> What you will do: Here are some entries; quote each one exactly.

# Start of Extracted records

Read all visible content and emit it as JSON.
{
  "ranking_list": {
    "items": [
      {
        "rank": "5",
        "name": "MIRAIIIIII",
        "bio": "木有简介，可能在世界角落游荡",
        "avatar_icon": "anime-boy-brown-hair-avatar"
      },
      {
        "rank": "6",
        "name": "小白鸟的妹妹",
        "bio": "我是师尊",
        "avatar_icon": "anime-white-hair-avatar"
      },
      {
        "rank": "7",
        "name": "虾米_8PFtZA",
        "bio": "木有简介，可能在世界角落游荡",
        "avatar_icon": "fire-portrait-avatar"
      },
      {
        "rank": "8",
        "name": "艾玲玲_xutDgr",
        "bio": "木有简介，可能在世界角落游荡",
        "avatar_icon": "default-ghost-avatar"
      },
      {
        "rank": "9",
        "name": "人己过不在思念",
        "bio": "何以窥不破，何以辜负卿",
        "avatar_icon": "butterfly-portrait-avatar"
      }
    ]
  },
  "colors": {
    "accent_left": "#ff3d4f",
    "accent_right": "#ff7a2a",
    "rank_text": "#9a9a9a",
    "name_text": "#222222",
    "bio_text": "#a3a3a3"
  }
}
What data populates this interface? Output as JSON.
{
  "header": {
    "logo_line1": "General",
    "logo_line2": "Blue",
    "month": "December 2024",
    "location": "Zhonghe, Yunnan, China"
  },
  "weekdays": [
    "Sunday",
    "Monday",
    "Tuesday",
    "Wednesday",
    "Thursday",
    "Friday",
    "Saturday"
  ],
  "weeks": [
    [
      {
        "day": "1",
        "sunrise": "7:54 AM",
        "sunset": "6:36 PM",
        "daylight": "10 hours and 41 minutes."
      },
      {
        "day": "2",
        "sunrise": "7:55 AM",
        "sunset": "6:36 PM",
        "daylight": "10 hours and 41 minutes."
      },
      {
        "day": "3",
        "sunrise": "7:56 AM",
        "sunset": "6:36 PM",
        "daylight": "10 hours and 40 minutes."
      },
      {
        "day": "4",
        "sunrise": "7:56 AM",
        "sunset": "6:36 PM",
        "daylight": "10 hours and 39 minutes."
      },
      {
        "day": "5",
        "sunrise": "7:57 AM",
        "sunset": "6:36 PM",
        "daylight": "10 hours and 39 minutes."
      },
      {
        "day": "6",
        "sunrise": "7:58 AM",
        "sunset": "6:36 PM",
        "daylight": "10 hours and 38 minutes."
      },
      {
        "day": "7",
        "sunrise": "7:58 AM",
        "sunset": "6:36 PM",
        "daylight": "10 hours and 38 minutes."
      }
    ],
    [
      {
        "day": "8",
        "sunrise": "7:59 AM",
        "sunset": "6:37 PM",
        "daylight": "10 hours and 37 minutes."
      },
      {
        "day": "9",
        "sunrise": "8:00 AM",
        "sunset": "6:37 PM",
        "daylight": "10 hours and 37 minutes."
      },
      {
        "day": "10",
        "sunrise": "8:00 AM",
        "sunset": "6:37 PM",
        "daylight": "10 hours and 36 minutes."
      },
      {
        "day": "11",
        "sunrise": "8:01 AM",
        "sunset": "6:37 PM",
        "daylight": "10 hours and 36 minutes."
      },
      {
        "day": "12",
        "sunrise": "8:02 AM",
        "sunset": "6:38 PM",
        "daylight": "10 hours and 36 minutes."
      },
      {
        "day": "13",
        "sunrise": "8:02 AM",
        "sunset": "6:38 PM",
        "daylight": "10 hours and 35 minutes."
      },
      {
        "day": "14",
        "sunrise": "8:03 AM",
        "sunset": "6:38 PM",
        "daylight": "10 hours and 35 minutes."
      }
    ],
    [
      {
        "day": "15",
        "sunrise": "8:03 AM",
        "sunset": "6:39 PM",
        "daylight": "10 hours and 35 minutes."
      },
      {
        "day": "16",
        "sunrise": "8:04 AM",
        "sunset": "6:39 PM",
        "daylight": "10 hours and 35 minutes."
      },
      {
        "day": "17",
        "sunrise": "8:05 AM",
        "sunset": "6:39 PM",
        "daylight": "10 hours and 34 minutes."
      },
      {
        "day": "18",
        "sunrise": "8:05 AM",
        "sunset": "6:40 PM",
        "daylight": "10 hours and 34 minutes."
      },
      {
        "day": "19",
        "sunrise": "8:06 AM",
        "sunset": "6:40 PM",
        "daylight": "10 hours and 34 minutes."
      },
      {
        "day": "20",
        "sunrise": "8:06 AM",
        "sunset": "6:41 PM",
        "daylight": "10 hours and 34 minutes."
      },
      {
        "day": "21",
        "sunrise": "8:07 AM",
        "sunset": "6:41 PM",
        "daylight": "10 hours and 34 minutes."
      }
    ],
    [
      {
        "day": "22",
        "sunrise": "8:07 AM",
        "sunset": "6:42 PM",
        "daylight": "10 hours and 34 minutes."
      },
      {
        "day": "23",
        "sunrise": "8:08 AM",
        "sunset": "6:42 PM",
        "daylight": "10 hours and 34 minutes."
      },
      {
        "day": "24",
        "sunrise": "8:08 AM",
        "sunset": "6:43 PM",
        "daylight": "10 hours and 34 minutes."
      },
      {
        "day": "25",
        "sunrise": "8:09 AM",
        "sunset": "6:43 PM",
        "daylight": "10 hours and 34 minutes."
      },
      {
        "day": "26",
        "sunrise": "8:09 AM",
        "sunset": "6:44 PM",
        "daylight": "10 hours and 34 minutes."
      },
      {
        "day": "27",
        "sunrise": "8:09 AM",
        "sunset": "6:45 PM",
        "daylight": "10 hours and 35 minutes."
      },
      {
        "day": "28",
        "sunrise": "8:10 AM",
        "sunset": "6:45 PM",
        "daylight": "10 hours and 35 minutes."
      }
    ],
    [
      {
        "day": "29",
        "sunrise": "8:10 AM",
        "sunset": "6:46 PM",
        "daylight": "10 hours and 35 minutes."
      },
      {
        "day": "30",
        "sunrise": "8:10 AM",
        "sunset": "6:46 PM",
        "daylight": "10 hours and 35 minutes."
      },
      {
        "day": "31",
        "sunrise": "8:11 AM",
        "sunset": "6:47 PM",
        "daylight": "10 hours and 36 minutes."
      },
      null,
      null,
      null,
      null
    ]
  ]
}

# End of Extracted records

> Result:
Read all visible content and emit it as JSON.
{
  "ranking_list": {
    "items": [
      {
        "rank": "5",
        "name": "MIRAIIIIII",
        "bio": "木有简介，可能在世界角落游荡",
        "avatar_icon": "anime-boy-brown-hair-avatar"
      },
      {
        "rank": "6",
        "name": "小白鸟的妹妹",
        "bio": "我是师尊",
        "avatar_icon": "anime-white-hair-avatar"
      },
      {
        "rank": "7",
        "name": "虾米_8PFtZA",
        "bio": "木有简介，可能在世界角落游荡",
        "avatar_icon": "fire-portrait-avatar"
      },
      {
        "rank": "8",
        "name": "艾玲玲_xutDgr",
        "bio": "木有简介，可能在世界角落游荡",
        "avatar_icon": "default-ghost-avatar"
      },
      {
        "rank": "9",
        "name": "人己过不在思念",
        "bio": "何以窥不破，何以辜负卿",
        "avatar_icon": "butterfly-portrait-avatar"
      }
    ]
  },
  "colors": {
    "accent_left": "#ff3d4f",
    "accent_right": "#ff7a2a",
    "rank_text": "#9a9a9a",
    "name_text": "#222222",
    "bio_text": "#a3a3a3"
  }
}
What data populates this interface? Output as JSON.
{
  "header": {
    "logo_line1": "General",
    "logo_line2": "Blue",
    "month": "December 2024",
    "location": "Zhonghe, Yunnan, China"
  },
  "weekdays": [
    "Sunday",
    "Monday",
    "Tuesday",
    "Wednesday",
    "Thursday",
    "Friday",
    "Saturday"
  ],
  "weeks": [
    [
      {
        "day": "1",
        "sunrise": "7:54 AM",
        "sunset": "6:36 PM",
        "daylight": "10 hours and 41 minutes."
      },
      {
        "day": "2",
        "sunrise": "7:55 AM",
        "sunset": "6:36 PM",
        "daylight": "10 hours and 41 minutes."
      },
      {
        "day": "3",
        "sunrise": "7:56 AM",
        "sunset": "6:36 PM",
        "daylight": "10 hours and 40 minutes."
      },
      {
        "day": "4",
        "sunrise": "7:56 AM",
        "sunset": "6:36 PM",
        "daylight": "10 hours and 39 minutes."
      },
      {
        "day": "5",
        "sunrise": "7:57 AM",
        "sunset": "6:36 PM",
        "daylight": "10 hours and 39 minutes."
      },
      {
        "day": "6",
        "sunrise": "7:58 AM",
        "sunset": "6:36 PM",
        "daylight": "10 hours and 38 minutes."
      },
      {
        "day": "7",
        "sunrise": "7:58 AM",
        "sunset": "6:36 PM",
        "daylight": "10 hours and 38 minutes."
      }
    ],
    [
      {
        "day": "8",
        "sunrise": "7:59 AM",
        "sunset": "6:37 PM",
        "daylight": "10 hours and 37 minutes."
      },
      {
        "day": "9",
        "sunrise": "8:00 AM",
        "sunset": "6:37 PM",
        "daylight": "10 hours and 37 minutes."
      },
      {
        "day": "10",
        "sunrise": "8:00 AM",
        "sunset": "6:37 PM",
        "daylight": "10 hours and 36 minutes."
      },
      {
        "day": "11",
        "sunrise": "8:01 AM",
        "sunset": "6:37 PM",
        "daylight": "10 hours and 36 minutes."
      },
      {
        "day": "12",
        "sunrise": "8:02 AM",
        "sunset": "6:38 PM",
        "daylight": "10 hours and 36 minutes."
      },
      {
        "day": "13",
        "sunrise": "8:02 AM",
        "sunset": "6:38 PM",
        "daylight": "10 hours and 35 minutes."
      },
      {
        "day": "14",
        "sunrise": "8:03 AM",
        "sunset": "6:38 PM",
        "daylight": "10 hours and 35 minutes."
      }
    ],
    [
      {
        "day": "15",
        "sunrise": "8:03 AM",
        "sunset": "6:39 PM",
        "daylight": "10 hours and 35 minutes."
      },
      {
        "day": "16",
        "sunrise": "8:04 AM",
        "sunset": "6:39 PM",
        "daylight": "10 hours and 35 minutes."
      },
      {
        "day": "17",
        "sunrise": "8:05 AM",
        "sunset": "6:39 PM",
        "daylight": "10 hours and 34 minutes."
      },
      {
        "day": "18",
        "sunrise": "8:05 AM",
        "sunset": "6:40 PM",
        "daylight": "10 hours and 34 minutes."
      },
      {
        "day": "19",
        "sunrise": "8:06 AM",
        "sunset": "6:40 PM",
        "daylight": "10 hours and 34 minutes."
      },
      {
        "day": "20",
        "sunrise": "8:06 AM",
        "sunset": "6:41 PM",
        "daylight": "10 hours and 34 minutes."
      },
      {
        "day": "21",
        "sunrise": "8:07 AM",
        "sunset": "6:41 PM",
        "daylight": "10 hours and 34 minutes."
      }
    ],
    [
      {
        "day": "22",
        "sunrise": "8:07 AM",
        "sunset": "6:42 PM",
        "daylight": "10 hours and 34 minutes."
      },
      {
        "day": "23",
        "sunrise": "8:08 AM",
        "sunset": "6:42 PM",
        "daylight": "10 hours and 34 minutes."
      },
      {
        "day": "24",
        "sunrise": "8:08 AM",
        "sunset": "6:43 PM",
        "daylight": "10 hours and 34 minutes."
      },
      {
        "day": "25",
        "sunrise": "8:09 AM",
        "sunset": "6:43 PM",
        "daylight": "10 hours and 34 minutes."
      },
      {
        "day": "26",
        "sunrise": "8:09 AM",
        "sunset": "6:44 PM",
        "daylight": "10 hours and 34 minutes."
      },
      {
        "day": "27",
        "sunrise": "8:09 AM",
        "sunset": "6:45 PM",
        "daylight": "10 hours and 35 minutes."
      },
      {
        "day": "28",
        "sunrise": "8:10 AM",
        "sunset": "6:45 PM",
        "daylight": "10 hours and 35 minutes."
      }
    ],
    [
      {
        "day": "29",
        "sunrise": "8:10 AM",
        "sunset": "6:46 PM",
        "daylight": "10 hours and 35 minutes."
      },
      {
        "day": "30",
        "sunrise": "8:10 AM",
        "sunset": "6:46 PM",
        "daylight": "10 hours and 35 minutes."
      },
      {
        "day": "31",
        "sunrise": "8:11 AM",
        "sunset": "6:47 PM",
        "daylight": "10 hours and 36 minutes."
      },
      null,
      null,
      null,
      null
    ]
  ]
}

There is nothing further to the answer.